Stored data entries
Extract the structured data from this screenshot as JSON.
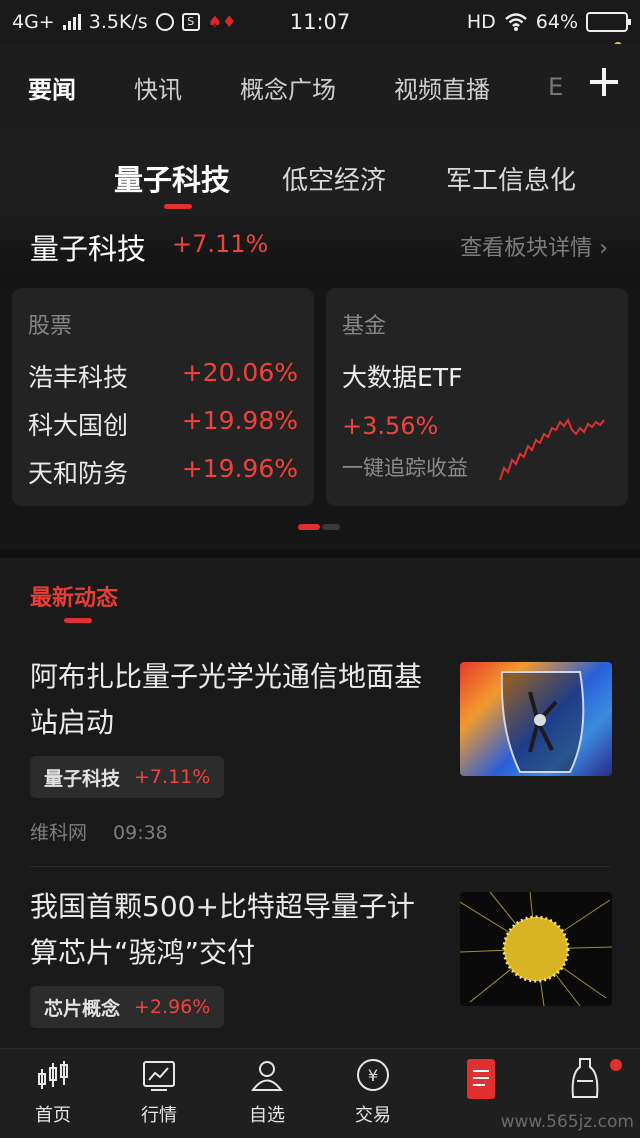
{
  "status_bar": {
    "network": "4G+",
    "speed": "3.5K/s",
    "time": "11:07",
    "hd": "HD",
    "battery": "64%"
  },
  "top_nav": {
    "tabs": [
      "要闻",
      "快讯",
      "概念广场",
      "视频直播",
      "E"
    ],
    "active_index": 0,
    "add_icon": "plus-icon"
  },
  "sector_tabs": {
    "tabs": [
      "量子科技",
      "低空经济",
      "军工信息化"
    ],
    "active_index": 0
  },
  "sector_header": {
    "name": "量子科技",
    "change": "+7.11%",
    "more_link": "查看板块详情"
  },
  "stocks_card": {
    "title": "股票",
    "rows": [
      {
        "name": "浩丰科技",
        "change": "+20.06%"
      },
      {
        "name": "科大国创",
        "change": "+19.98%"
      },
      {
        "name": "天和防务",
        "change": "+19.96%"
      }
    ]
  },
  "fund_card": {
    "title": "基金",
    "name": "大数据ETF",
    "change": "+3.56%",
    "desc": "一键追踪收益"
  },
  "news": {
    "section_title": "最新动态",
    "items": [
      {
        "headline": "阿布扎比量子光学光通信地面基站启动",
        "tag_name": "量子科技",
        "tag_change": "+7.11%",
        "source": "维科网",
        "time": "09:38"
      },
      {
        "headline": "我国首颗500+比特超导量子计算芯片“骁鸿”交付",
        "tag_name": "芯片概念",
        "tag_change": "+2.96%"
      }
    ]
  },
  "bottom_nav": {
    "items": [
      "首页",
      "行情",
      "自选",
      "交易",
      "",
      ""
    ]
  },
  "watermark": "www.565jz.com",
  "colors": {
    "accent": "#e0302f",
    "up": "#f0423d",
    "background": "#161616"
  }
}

--

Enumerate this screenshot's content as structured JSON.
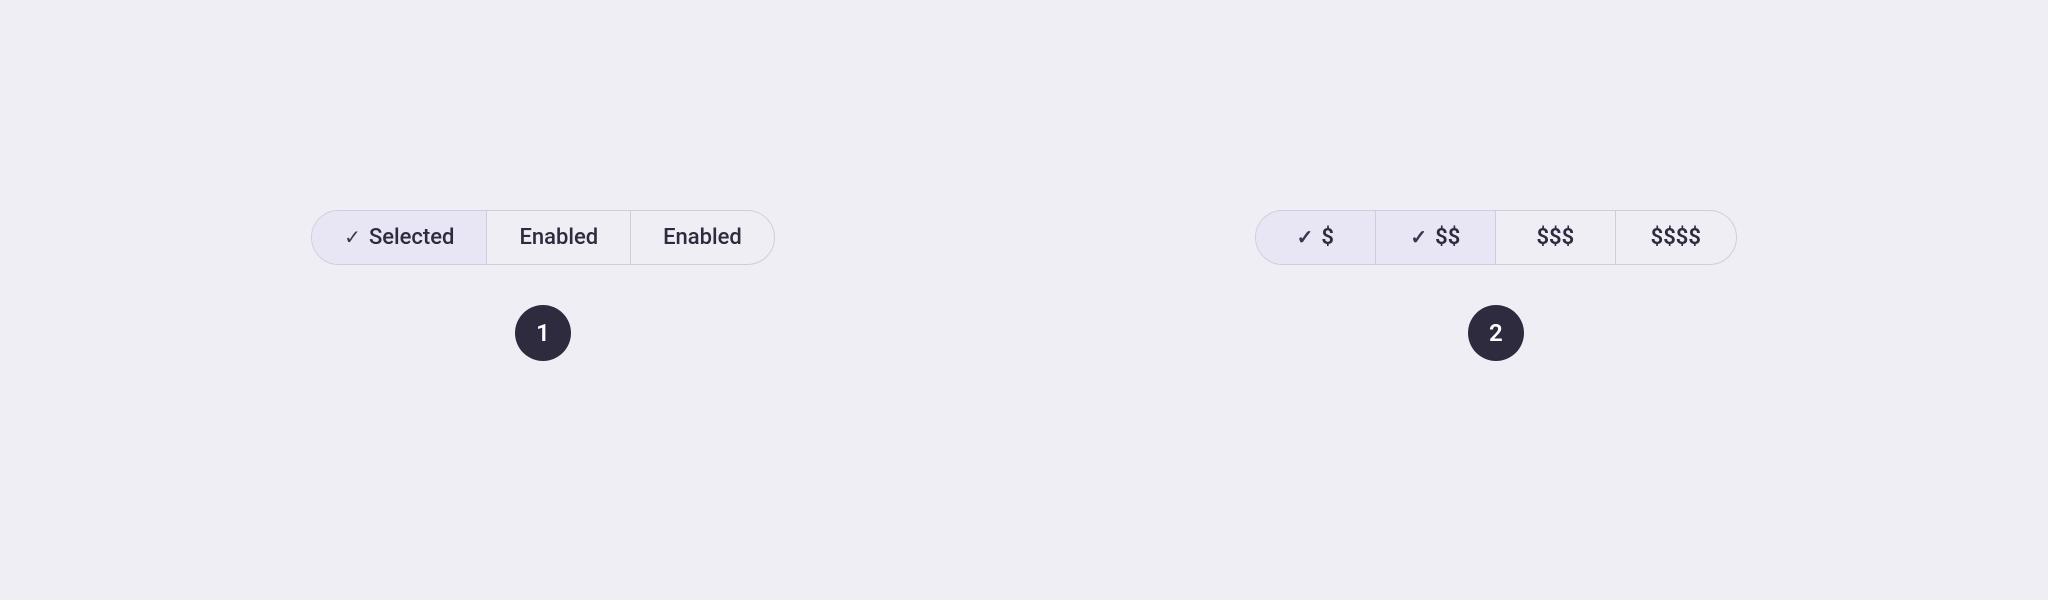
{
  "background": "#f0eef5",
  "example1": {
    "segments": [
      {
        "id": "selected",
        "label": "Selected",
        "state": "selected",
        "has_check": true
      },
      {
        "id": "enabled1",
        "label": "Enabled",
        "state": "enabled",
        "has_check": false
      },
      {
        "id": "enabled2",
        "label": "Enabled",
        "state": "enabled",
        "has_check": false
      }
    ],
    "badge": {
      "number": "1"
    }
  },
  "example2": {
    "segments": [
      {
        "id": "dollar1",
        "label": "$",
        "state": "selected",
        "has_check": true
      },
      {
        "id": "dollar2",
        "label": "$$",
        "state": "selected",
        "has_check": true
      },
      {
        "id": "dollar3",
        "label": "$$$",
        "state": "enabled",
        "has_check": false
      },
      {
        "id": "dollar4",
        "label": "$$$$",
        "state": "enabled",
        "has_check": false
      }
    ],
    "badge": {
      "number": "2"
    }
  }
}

...

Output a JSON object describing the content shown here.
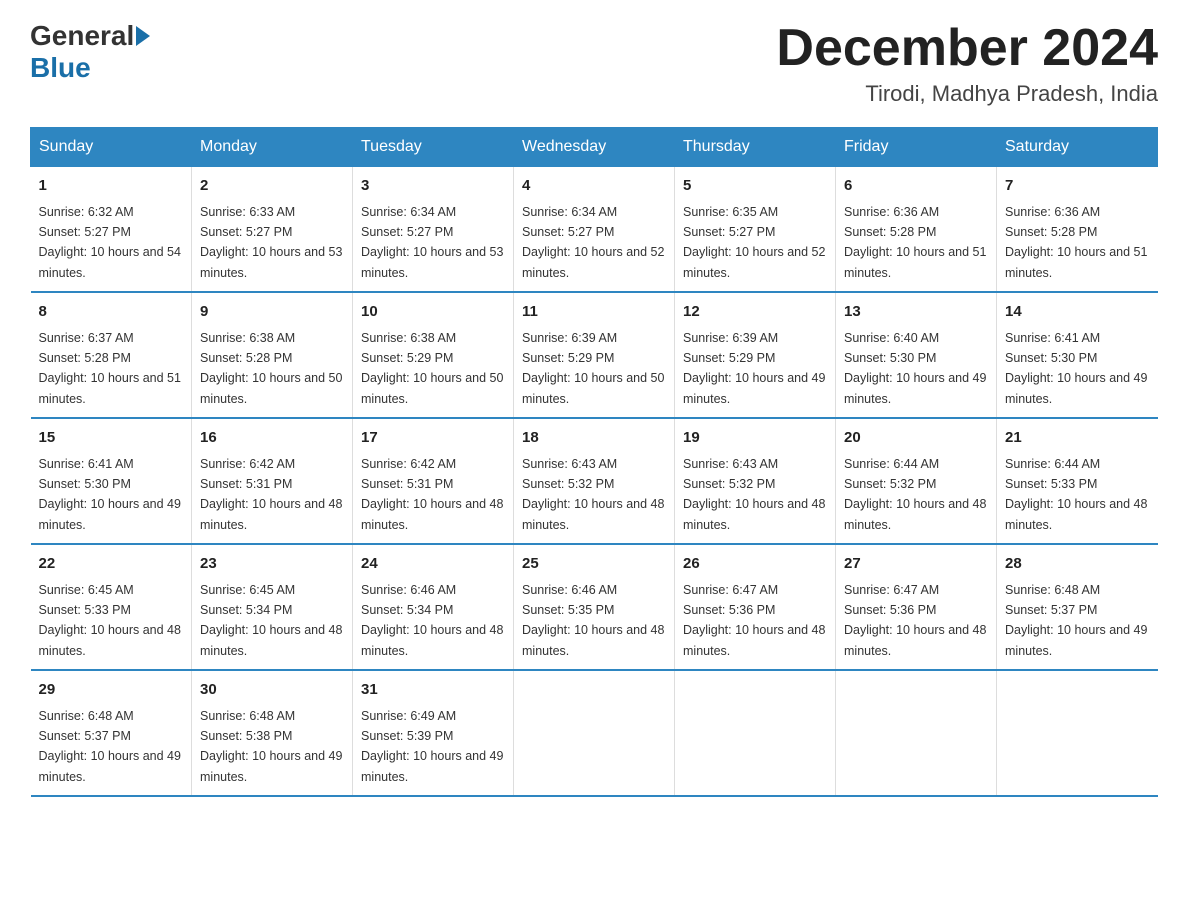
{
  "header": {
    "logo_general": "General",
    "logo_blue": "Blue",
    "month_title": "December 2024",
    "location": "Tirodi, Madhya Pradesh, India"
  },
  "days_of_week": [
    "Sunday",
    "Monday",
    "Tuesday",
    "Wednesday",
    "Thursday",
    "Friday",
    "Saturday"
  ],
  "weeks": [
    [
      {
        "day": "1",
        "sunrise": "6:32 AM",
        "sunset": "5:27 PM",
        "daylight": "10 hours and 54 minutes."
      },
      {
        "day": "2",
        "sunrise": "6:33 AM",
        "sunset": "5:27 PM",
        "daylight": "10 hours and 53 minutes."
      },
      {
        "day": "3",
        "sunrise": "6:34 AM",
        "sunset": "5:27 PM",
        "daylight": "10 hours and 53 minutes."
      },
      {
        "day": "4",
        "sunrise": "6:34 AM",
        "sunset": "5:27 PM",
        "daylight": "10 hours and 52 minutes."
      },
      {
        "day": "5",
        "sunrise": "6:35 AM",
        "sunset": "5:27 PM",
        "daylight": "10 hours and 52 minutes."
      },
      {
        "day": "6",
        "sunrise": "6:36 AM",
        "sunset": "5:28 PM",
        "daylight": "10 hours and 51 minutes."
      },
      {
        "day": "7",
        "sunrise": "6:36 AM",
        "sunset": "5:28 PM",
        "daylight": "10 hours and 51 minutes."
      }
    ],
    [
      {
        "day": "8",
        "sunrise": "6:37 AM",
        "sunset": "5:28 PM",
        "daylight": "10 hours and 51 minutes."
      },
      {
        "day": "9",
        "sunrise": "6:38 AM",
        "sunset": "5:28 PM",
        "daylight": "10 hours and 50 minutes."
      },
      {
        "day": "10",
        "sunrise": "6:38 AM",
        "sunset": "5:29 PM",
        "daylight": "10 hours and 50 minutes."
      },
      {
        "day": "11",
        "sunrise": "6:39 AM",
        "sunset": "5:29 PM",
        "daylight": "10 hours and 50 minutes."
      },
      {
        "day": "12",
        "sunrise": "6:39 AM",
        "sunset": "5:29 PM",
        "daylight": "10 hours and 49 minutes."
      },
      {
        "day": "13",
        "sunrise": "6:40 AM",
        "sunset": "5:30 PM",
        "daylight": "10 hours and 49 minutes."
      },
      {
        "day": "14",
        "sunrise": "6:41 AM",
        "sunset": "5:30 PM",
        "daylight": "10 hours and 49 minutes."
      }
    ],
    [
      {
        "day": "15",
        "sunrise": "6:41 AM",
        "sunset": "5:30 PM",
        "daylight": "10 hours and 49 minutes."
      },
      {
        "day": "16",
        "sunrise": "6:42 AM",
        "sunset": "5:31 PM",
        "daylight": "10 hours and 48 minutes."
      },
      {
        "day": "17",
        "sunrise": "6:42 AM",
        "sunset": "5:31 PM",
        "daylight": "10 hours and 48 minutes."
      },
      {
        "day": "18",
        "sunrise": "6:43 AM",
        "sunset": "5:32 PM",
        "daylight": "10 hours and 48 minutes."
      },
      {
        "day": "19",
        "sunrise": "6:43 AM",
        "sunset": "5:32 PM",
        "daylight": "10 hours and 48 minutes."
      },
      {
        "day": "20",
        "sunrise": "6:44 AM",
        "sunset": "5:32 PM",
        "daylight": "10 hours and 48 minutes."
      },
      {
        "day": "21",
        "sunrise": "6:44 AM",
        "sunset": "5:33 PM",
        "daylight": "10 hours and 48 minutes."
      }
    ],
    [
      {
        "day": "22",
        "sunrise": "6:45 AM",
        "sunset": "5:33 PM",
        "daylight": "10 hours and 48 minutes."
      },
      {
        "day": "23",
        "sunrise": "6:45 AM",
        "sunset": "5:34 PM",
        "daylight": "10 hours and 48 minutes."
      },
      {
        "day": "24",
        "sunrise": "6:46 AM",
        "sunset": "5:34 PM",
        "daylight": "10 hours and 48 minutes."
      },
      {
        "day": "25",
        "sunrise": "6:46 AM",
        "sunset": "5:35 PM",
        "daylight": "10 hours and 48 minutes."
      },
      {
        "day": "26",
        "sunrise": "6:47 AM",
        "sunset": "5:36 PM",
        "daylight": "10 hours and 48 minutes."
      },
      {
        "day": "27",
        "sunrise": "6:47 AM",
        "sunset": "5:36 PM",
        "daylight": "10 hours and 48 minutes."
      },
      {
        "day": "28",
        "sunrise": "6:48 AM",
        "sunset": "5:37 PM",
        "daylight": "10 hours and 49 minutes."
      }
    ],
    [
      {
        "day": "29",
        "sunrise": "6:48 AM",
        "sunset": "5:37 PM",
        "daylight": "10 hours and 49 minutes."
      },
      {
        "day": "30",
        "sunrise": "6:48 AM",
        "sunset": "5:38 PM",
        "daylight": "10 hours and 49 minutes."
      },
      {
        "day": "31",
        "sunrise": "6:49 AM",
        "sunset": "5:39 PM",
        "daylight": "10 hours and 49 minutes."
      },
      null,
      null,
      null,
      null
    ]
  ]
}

→ **Your instructions**:
Every line of the listing that holds "background" should be found and copied.

→ **Answer for this exercise**:
    "background": "#161616"
  "background": "#f0eef5",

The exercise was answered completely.